[Collected data]
────────

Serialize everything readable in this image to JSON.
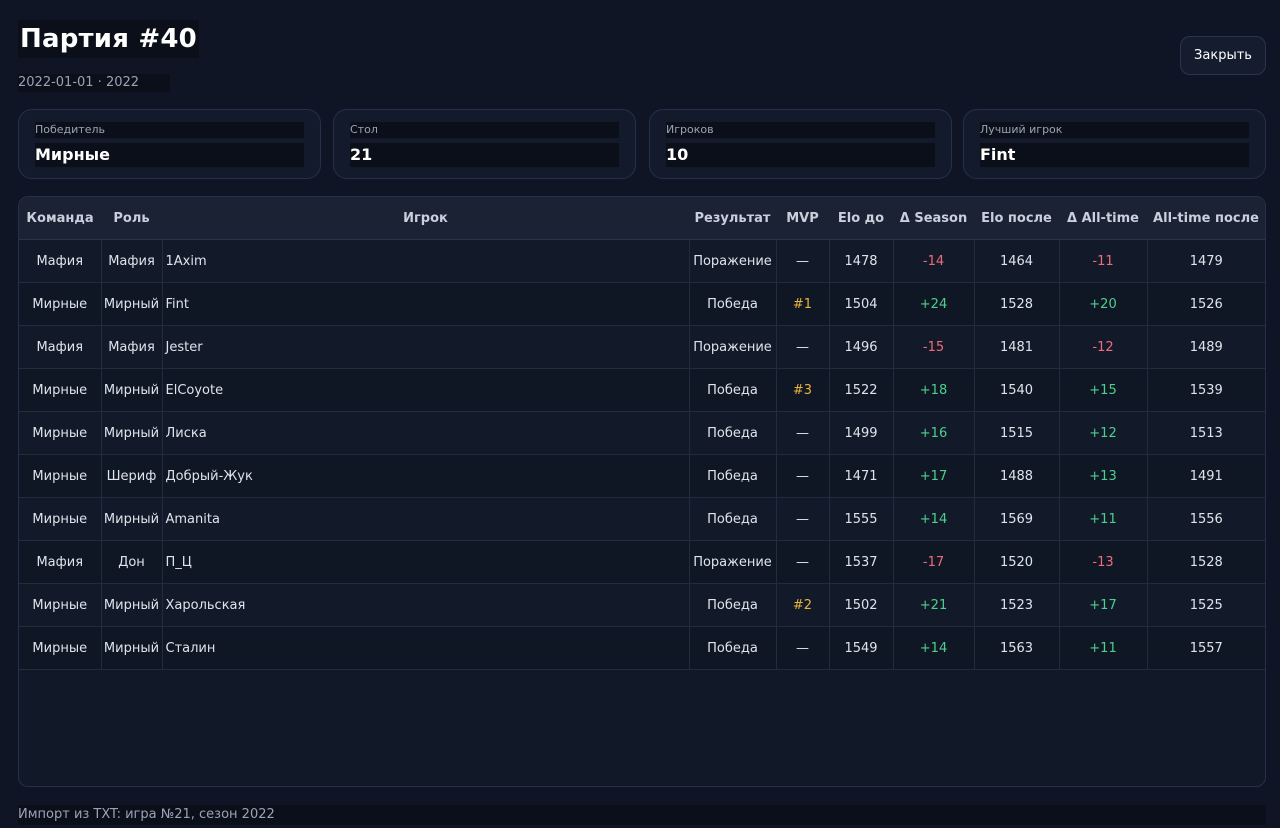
{
  "header": {
    "title": "Партия #40",
    "subtitle": "2022-01-01 · 2022",
    "close_label": "Закрыть"
  },
  "cards": [
    {
      "label": "Победитель",
      "value": "Мирные"
    },
    {
      "label": "Стол",
      "value": "21"
    },
    {
      "label": "Игроков",
      "value": "10"
    },
    {
      "label": "Лучший игрок",
      "value": "Fint"
    }
  ],
  "table": {
    "columns": [
      "Команда",
      "Роль",
      "Игрок",
      "Результат",
      "MVP",
      "Elo до",
      "Δ Season",
      "Elo после",
      "Δ All-time",
      "All-time после"
    ],
    "rows": [
      {
        "team": "Мафия",
        "role": "Мафия",
        "player": "1Axim",
        "result": "Поражение",
        "mvp": "—",
        "elo_before": "1478",
        "d_season": "-14",
        "elo_after": "1464",
        "d_alltime": "-11",
        "alltime_after": "1479"
      },
      {
        "team": "Мирные",
        "role": "Мирный",
        "player": "Fint",
        "result": "Победа",
        "mvp": "#1",
        "elo_before": "1504",
        "d_season": "+24",
        "elo_after": "1528",
        "d_alltime": "+20",
        "alltime_after": "1526"
      },
      {
        "team": "Мафия",
        "role": "Мафия",
        "player": "Jester",
        "result": "Поражение",
        "mvp": "—",
        "elo_before": "1496",
        "d_season": "-15",
        "elo_after": "1481",
        "d_alltime": "-12",
        "alltime_after": "1489"
      },
      {
        "team": "Мирные",
        "role": "Мирный",
        "player": "ElCoyote",
        "result": "Победа",
        "mvp": "#3",
        "elo_before": "1522",
        "d_season": "+18",
        "elo_after": "1540",
        "d_alltime": "+15",
        "alltime_after": "1539"
      },
      {
        "team": "Мирные",
        "role": "Мирный",
        "player": "Лиска",
        "result": "Победа",
        "mvp": "—",
        "elo_before": "1499",
        "d_season": "+16",
        "elo_after": "1515",
        "d_alltime": "+12",
        "alltime_after": "1513"
      },
      {
        "team": "Мирные",
        "role": "Шериф",
        "player": "Добрый-Жук",
        "result": "Победа",
        "mvp": "—",
        "elo_before": "1471",
        "d_season": "+17",
        "elo_after": "1488",
        "d_alltime": "+13",
        "alltime_after": "1491"
      },
      {
        "team": "Мирные",
        "role": "Мирный",
        "player": "Amanita",
        "result": "Победа",
        "mvp": "—",
        "elo_before": "1555",
        "d_season": "+14",
        "elo_after": "1569",
        "d_alltime": "+11",
        "alltime_after": "1556"
      },
      {
        "team": "Мафия",
        "role": "Дон",
        "player": "П_Ц",
        "result": "Поражение",
        "mvp": "—",
        "elo_before": "1537",
        "d_season": "-17",
        "elo_after": "1520",
        "d_alltime": "-13",
        "alltime_after": "1528"
      },
      {
        "team": "Мирные",
        "role": "Мирный",
        "player": "Харольская",
        "result": "Победа",
        "mvp": "#2",
        "elo_before": "1502",
        "d_season": "+21",
        "elo_after": "1523",
        "d_alltime": "+17",
        "alltime_after": "1525"
      },
      {
        "team": "Мирные",
        "role": "Мирный",
        "player": "Сталин",
        "result": "Победа",
        "mvp": "—",
        "elo_before": "1549",
        "d_season": "+14",
        "elo_after": "1563",
        "d_alltime": "+11",
        "alltime_after": "1557"
      }
    ]
  },
  "footer": {
    "text": "Импорт из TXT: игра №21, сезон 2022"
  },
  "colors": {
    "background": "#0f1524",
    "negative": "#ef6b7a",
    "positive": "#4fcf8e",
    "mvp": "#e8b33a"
  }
}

────────

Task brief -
Without the pictures, extract every entry verbatim.

Response below -
Serialize everything readable in this image to JSON.
{
  "header": {
    "title": "Партия #40",
    "subtitle": "2022-01-01 · 2022",
    "close_label": "Закрыть"
  },
  "cards": [
    {
      "label": "Победитель",
      "value": "Мирные"
    },
    {
      "label": "Стол",
      "value": "21"
    },
    {
      "label": "Игроков",
      "value": "10"
    },
    {
      "label": "Лучший игрок",
      "value": "Fint"
    }
  ],
  "table": {
    "columns": [
      "Команда",
      "Роль",
      "Игрок",
      "Результат",
      "MVP",
      "Elo до",
      "Δ Season",
      "Elo после",
      "Δ All-time",
      "All-time после"
    ],
    "rows": [
      {
        "team": "Мафия",
        "role": "Мафия",
        "player": "1Axim",
        "result": "Поражение",
        "mvp": "—",
        "elo_before": "1478",
        "d_season": "-14",
        "elo_after": "1464",
        "d_alltime": "-11",
        "alltime_after": "1479"
      },
      {
        "team": "Мирные",
        "role": "Мирный",
        "player": "Fint",
        "result": "Победа",
        "mvp": "#1",
        "elo_before": "1504",
        "d_season": "+24",
        "elo_after": "1528",
        "d_alltime": "+20",
        "alltime_after": "1526"
      },
      {
        "team": "Мафия",
        "role": "Мафия",
        "player": "Jester",
        "result": "Поражение",
        "mvp": "—",
        "elo_before": "1496",
        "d_season": "-15",
        "elo_after": "1481",
        "d_alltime": "-12",
        "alltime_after": "1489"
      },
      {
        "team": "Мирные",
        "role": "Мирный",
        "player": "ElCoyote",
        "result": "Победа",
        "mvp": "#3",
        "elo_before": "1522",
        "d_season": "+18",
        "elo_after": "1540",
        "d_alltime": "+15",
        "alltime_after": "1539"
      },
      {
        "team": "Мирные",
        "role": "Мирный",
        "player": "Лиска",
        "result": "Победа",
        "mvp": "—",
        "elo_before": "1499",
        "d_season": "+16",
        "elo_after": "1515",
        "d_alltime": "+12",
        "alltime_after": "1513"
      },
      {
        "team": "Мирные",
        "role": "Шериф",
        "player": "Добрый-Жук",
        "result": "Победа",
        "mvp": "—",
        "elo_before": "1471",
        "d_season": "+17",
        "elo_after": "1488",
        "d_alltime": "+13",
        "alltime_after": "1491"
      },
      {
        "team": "Мирные",
        "role": "Мирный",
        "player": "Amanita",
        "result": "Победа",
        "mvp": "—",
        "elo_before": "1555",
        "d_season": "+14",
        "elo_after": "1569",
        "d_alltime": "+11",
        "alltime_after": "1556"
      },
      {
        "team": "Мафия",
        "role": "Дон",
        "player": "П_Ц",
        "result": "Поражение",
        "mvp": "—",
        "elo_before": "1537",
        "d_season": "-17",
        "elo_after": "1520",
        "d_alltime": "-13",
        "alltime_after": "1528"
      },
      {
        "team": "Мирные",
        "role": "Мирный",
        "player": "Харольская",
        "result": "Победа",
        "mvp": "#2",
        "elo_before": "1502",
        "d_season": "+21",
        "elo_after": "1523",
        "d_alltime": "+17",
        "alltime_after": "1525"
      },
      {
        "team": "Мирные",
        "role": "Мирный",
        "player": "Сталин",
        "result": "Победа",
        "mvp": "—",
        "elo_before": "1549",
        "d_season": "+14",
        "elo_after": "1563",
        "d_alltime": "+11",
        "alltime_after": "1557"
      }
    ]
  },
  "footer": {
    "text": "Импорт из TXT: игра №21, сезон 2022"
  },
  "colors": {
    "background": "#0f1524",
    "negative": "#ef6b7a",
    "positive": "#4fcf8e",
    "mvp": "#e8b33a"
  }
}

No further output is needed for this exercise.